++++ Supplied material ++++

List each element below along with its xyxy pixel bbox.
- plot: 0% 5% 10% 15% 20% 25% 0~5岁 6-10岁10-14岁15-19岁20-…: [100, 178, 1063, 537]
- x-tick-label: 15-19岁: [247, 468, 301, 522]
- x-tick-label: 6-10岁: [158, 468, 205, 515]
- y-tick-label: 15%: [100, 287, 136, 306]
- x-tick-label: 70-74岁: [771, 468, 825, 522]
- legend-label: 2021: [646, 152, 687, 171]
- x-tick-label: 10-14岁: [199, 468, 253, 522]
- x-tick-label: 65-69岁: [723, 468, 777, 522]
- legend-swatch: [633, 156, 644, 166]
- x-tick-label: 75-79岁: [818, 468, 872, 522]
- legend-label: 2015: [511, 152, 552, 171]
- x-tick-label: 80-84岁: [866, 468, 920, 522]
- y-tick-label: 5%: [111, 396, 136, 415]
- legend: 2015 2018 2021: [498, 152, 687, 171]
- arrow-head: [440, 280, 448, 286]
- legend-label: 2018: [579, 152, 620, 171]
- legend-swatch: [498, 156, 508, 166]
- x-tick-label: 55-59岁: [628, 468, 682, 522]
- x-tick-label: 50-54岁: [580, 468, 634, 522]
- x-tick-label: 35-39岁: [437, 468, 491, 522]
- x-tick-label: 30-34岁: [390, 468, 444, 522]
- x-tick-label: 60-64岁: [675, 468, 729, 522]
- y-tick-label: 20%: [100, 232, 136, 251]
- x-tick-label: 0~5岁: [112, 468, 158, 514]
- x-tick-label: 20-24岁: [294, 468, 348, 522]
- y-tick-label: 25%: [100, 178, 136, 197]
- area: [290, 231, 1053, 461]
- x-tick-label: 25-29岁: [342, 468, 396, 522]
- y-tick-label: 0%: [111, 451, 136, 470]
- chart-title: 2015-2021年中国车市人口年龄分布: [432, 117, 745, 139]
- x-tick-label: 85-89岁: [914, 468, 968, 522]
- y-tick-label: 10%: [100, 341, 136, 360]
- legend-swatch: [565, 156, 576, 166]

++++

* Exercise directions *
Please write out the items above from their first line through the line with "- x-tick-label: 65-69岁: [723, 468, 777, 522]", and nothing more.

* Response to this task *
List each element below along with its xyxy pixel bbox.
- plot: 0% 5% 10% 15% 20% 25% 0~5岁 6-10岁10-14岁15-19岁20-…: [100, 178, 1063, 537]
- x-tick-label: 15-19岁: [247, 468, 301, 522]
- x-tick-label: 6-10岁: [158, 468, 205, 515]
- y-tick-label: 15%: [100, 287, 136, 306]
- x-tick-label: 70-74岁: [771, 468, 825, 522]
- legend-label: 2021: [646, 152, 687, 171]
- x-tick-label: 10-14岁: [199, 468, 253, 522]
- x-tick-label: 65-69岁: [723, 468, 777, 522]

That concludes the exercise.